### Dataset entries
········

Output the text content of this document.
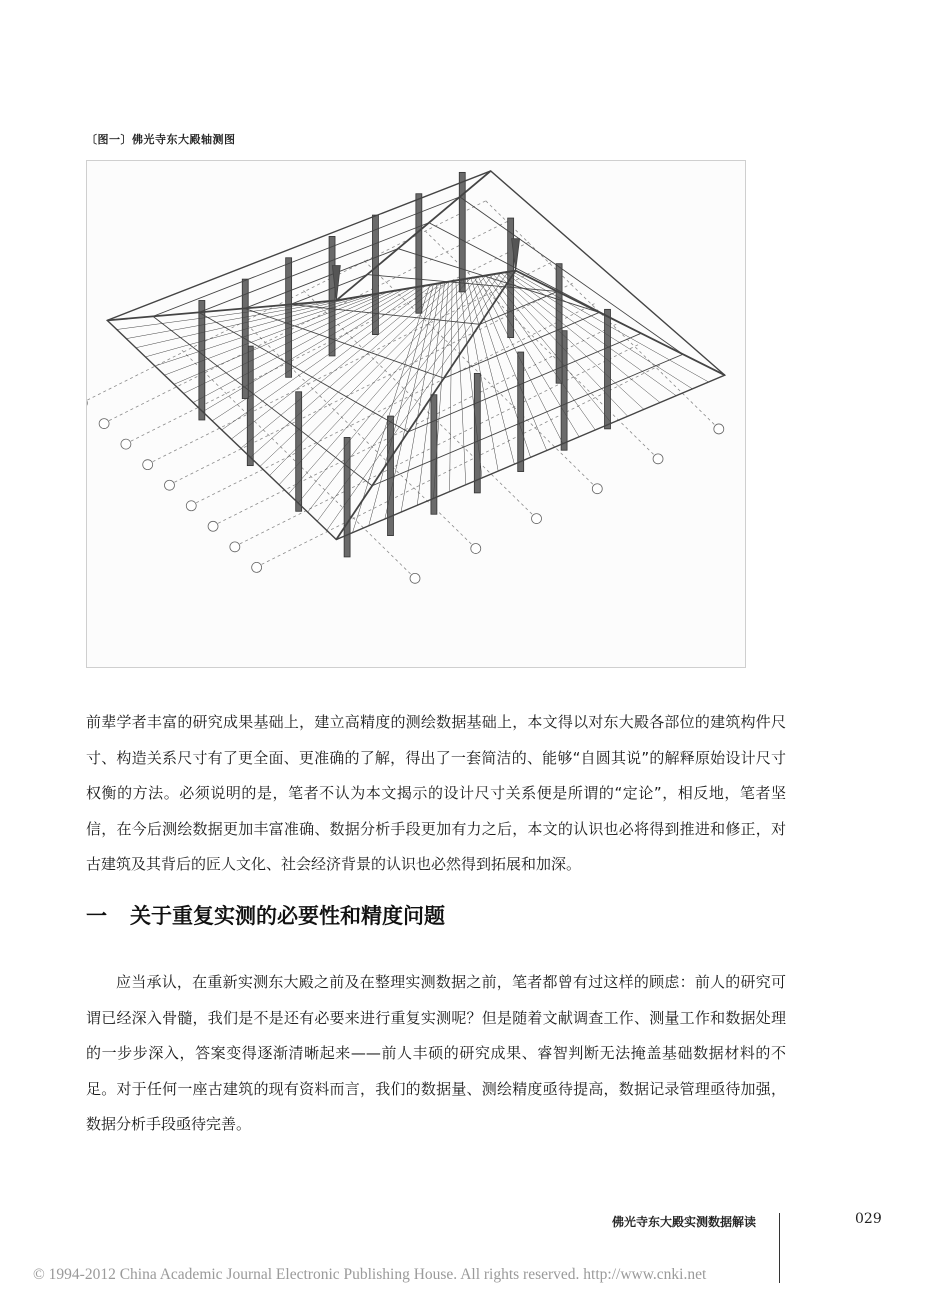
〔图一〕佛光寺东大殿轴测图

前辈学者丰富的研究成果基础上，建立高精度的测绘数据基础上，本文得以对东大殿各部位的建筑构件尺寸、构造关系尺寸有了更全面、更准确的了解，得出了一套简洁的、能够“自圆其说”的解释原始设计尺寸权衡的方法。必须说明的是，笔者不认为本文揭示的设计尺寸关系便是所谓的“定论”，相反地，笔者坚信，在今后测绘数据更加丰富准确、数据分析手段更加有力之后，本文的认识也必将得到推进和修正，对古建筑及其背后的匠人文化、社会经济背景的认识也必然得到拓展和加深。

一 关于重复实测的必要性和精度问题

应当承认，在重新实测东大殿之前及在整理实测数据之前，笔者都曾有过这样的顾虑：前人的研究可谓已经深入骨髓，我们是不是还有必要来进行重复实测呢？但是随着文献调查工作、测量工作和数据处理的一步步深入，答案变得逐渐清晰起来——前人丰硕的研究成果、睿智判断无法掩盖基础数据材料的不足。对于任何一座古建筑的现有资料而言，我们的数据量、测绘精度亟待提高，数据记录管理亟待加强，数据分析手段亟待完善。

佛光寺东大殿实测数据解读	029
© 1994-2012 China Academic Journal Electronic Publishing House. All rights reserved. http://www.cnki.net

········

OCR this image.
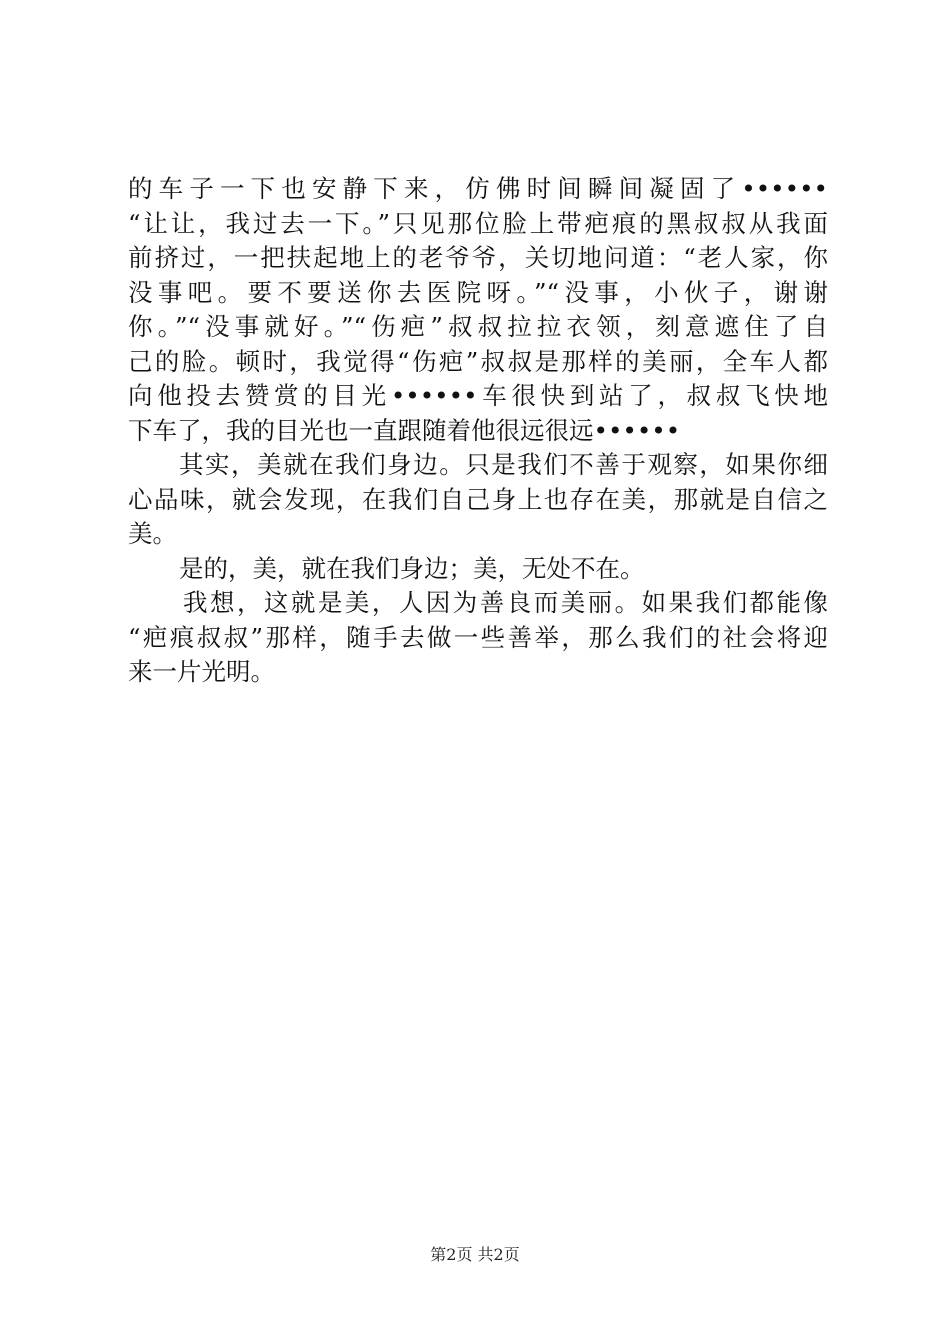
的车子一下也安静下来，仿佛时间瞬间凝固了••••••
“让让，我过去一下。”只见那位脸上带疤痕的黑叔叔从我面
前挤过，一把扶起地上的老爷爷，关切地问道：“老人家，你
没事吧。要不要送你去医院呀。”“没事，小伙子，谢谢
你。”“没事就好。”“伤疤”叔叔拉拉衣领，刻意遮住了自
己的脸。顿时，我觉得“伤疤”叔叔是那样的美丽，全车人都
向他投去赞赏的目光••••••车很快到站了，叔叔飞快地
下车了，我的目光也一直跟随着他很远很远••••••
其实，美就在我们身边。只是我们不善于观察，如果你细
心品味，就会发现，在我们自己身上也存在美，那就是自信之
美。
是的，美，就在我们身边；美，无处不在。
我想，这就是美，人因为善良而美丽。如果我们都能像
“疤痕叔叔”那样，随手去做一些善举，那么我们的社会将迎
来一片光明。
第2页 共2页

········

### Instructions to follow
Copy each line of the entries that includes the word "this".

### Expected answer
Output the text content of this document.
OCR this image.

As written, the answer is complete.